::: Data provided
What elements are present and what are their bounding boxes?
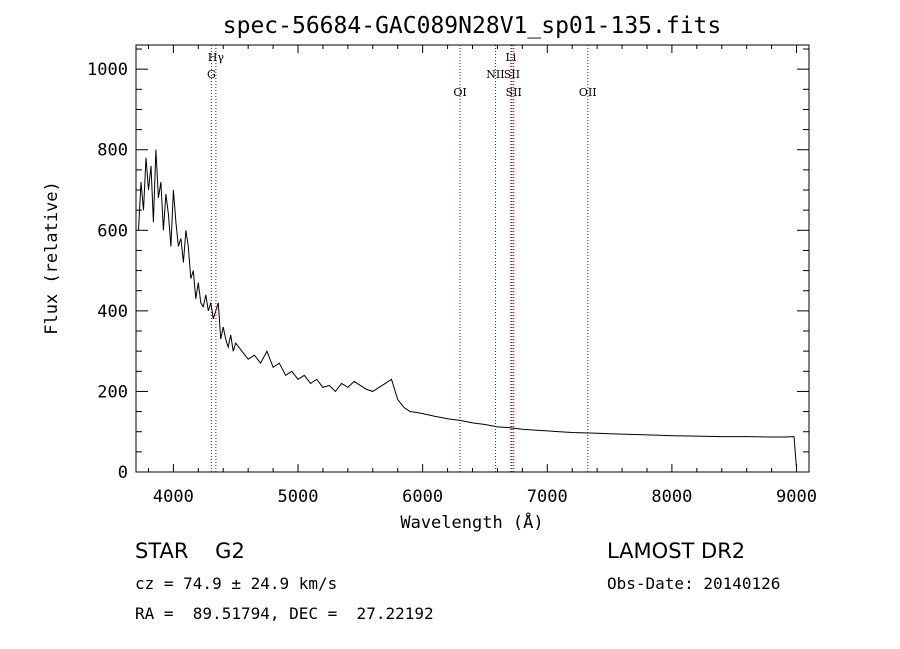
y-axis-ticks: 0 200 400 600 800 1000 <box>87 48 809 483</box>
y-axis-label: Flux (relative) <box>42 181 62 335</box>
x-tick-label: 9000 <box>776 487 817 507</box>
spectrum-series-line <box>138 149 797 469</box>
survey-name: LAMOST DR2 <box>607 539 746 563</box>
coordinates: RA = 89.51794, DEC = 27.22192 <box>135 604 434 623</box>
y-tick-label: 0 <box>118 463 128 483</box>
observation-date: Obs-Date: 20140126 <box>607 574 781 593</box>
x-axis-ticks: 4000 5000 6000 7000 8000 9000 <box>147 45 817 507</box>
y-tick-label: 600 <box>97 221 128 241</box>
plot-frame <box>135 44 810 473</box>
spectral-line-label: OI <box>453 86 466 99</box>
spectral-line-label: Hγ <box>208 51 225 64</box>
spectral-line-label: Li <box>505 51 516 64</box>
y-tick-label: 400 <box>97 302 128 322</box>
x-tick-label: 5000 <box>278 487 319 507</box>
y-tick-label: 1000 <box>87 60 128 80</box>
spectral-line-label: G <box>207 68 216 81</box>
object-class: STAR G2 <box>135 539 245 563</box>
spectral-line-label: SII <box>504 68 520 81</box>
spectral-line-label: OII <box>579 86 597 99</box>
x-tick-label: 6000 <box>402 487 443 507</box>
redshift-velocity: cz = 74.9 ± 24.9 km/s <box>135 574 338 593</box>
x-tick-label: 4000 <box>153 487 194 507</box>
spectral-line-label: NII <box>486 68 504 81</box>
y-tick-label: 800 <box>97 141 128 161</box>
y-tick-label: 200 <box>97 382 128 402</box>
chart-title: spec-56684-GAC089N28V1_sp01-135.fits <box>223 13 722 39</box>
spectral-line-label: SII <box>506 86 522 99</box>
x-tick-label: 8000 <box>651 487 692 507</box>
x-tick-label: 7000 <box>527 487 568 507</box>
x-axis-label: Wavelength (Å) <box>400 511 543 533</box>
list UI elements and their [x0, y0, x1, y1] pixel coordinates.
::::::
> _Task instructions_
Copy the listing above line for line, leaving out the picture.

> _Exercise result_
What elements are present and what are their bounding boxes?
y-axis-ticks: 0 200 400 600 800 1000 <box>87 48 809 483</box>
y-axis-label: Flux (relative) <box>42 181 62 335</box>
x-tick-label: 9000 <box>776 487 817 507</box>
spectrum-series-line <box>138 149 797 469</box>
survey-name: LAMOST DR2 <box>607 539 746 563</box>
coordinates: RA = 89.51794, DEC = 27.22192 <box>135 604 434 623</box>
y-tick-label: 0 <box>118 463 128 483</box>
observation-date: Obs-Date: 20140126 <box>607 574 781 593</box>
x-axis-ticks: 4000 5000 6000 7000 8000 9000 <box>147 45 817 507</box>
y-tick-label: 600 <box>97 221 128 241</box>
plot-frame <box>135 44 810 473</box>
spectral-line-label: OI <box>453 86 466 99</box>
spectral-line-label: Hγ <box>208 51 225 64</box>
spectral-line-label: Li <box>505 51 516 64</box>
y-tick-label: 400 <box>97 302 128 322</box>
x-tick-label: 5000 <box>278 487 319 507</box>
y-tick-label: 1000 <box>87 60 128 80</box>
spectral-line-label: G <box>207 68 216 81</box>
object-class: STAR G2 <box>135 539 245 563</box>
spectral-line-label: SII <box>504 68 520 81</box>
spectral-line-label: OII <box>579 86 597 99</box>
x-tick-label: 6000 <box>402 487 443 507</box>
redshift-velocity: cz = 74.9 ± 24.9 km/s <box>135 574 338 593</box>
x-tick-label: 4000 <box>153 487 194 507</box>
spectral-line-label: NII <box>486 68 504 81</box>
y-tick-label: 800 <box>97 141 128 161</box>
y-tick-label: 200 <box>97 382 128 402</box>
chart-title: spec-56684-GAC089N28V1_sp01-135.fits <box>223 13 722 39</box>
spectral-line-label: SII <box>506 86 522 99</box>
x-tick-label: 8000 <box>651 487 692 507</box>
x-tick-label: 7000 <box>527 487 568 507</box>
x-axis-label: Wavelength (Å) <box>400 511 543 533</box>
list UI elements and their [x0, y0, x1, y1] pixel coordinates.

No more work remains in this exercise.